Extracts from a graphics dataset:
────────────────
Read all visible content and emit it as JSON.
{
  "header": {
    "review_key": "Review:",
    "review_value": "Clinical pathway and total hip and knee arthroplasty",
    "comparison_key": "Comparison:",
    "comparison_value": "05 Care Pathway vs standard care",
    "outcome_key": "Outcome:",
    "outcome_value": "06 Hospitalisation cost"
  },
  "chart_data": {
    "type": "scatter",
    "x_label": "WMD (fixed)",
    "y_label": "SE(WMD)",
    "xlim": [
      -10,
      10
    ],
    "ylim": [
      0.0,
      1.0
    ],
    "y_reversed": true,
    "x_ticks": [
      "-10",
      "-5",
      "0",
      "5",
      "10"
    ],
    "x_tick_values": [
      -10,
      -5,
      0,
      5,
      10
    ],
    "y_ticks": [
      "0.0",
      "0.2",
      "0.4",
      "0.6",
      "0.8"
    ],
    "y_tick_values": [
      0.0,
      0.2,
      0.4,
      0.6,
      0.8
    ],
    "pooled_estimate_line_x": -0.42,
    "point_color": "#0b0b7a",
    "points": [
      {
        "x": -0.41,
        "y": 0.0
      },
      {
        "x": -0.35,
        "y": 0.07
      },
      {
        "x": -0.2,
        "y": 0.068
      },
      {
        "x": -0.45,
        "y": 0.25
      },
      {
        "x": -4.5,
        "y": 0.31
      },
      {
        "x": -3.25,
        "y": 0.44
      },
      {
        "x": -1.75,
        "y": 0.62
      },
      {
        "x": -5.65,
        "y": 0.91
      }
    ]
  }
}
────────────────
Repeat all of the records above exactly as written.

Read all visible content and emit it as JSON.
{
  "header": {
    "review_key": "Review:",
    "review_value": "Clinical pathway and total hip and knee arthroplasty",
    "comparison_key": "Comparison:",
    "comparison_value": "05 Care Pathway vs standard care",
    "outcome_key": "Outcome:",
    "outcome_value": "06 Hospitalisation cost"
  },
  "chart_data": {
    "type": "scatter",
    "x_label": "WMD (fixed)",
    "y_label": "SE(WMD)",
    "xlim": [
      -10,
      10
    ],
    "ylim": [
      0.0,
      1.0
    ],
    "y_reversed": true,
    "x_ticks": [
      "-10",
      "-5",
      "0",
      "5",
      "10"
    ],
    "x_tick_values": [
      -10,
      -5,
      0,
      5,
      10
    ],
    "y_ticks": [
      "0.0",
      "0.2",
      "0.4",
      "0.6",
      "0.8"
    ],
    "y_tick_values": [
      0.0,
      0.2,
      0.4,
      0.6,
      0.8
    ],
    "pooled_estimate_line_x": -0.42,
    "point_color": "#0b0b7a",
    "points": [
      {
        "x": -0.41,
        "y": 0.0
      },
      {
        "x": -0.35,
        "y": 0.07
      },
      {
        "x": -0.2,
        "y": 0.068
      },
      {
        "x": -0.45,
        "y": 0.25
      },
      {
        "x": -4.5,
        "y": 0.31
      },
      {
        "x": -3.25,
        "y": 0.44
      },
      {
        "x": -1.75,
        "y": 0.62
      },
      {
        "x": -5.65,
        "y": 0.91
      }
    ]
  }
}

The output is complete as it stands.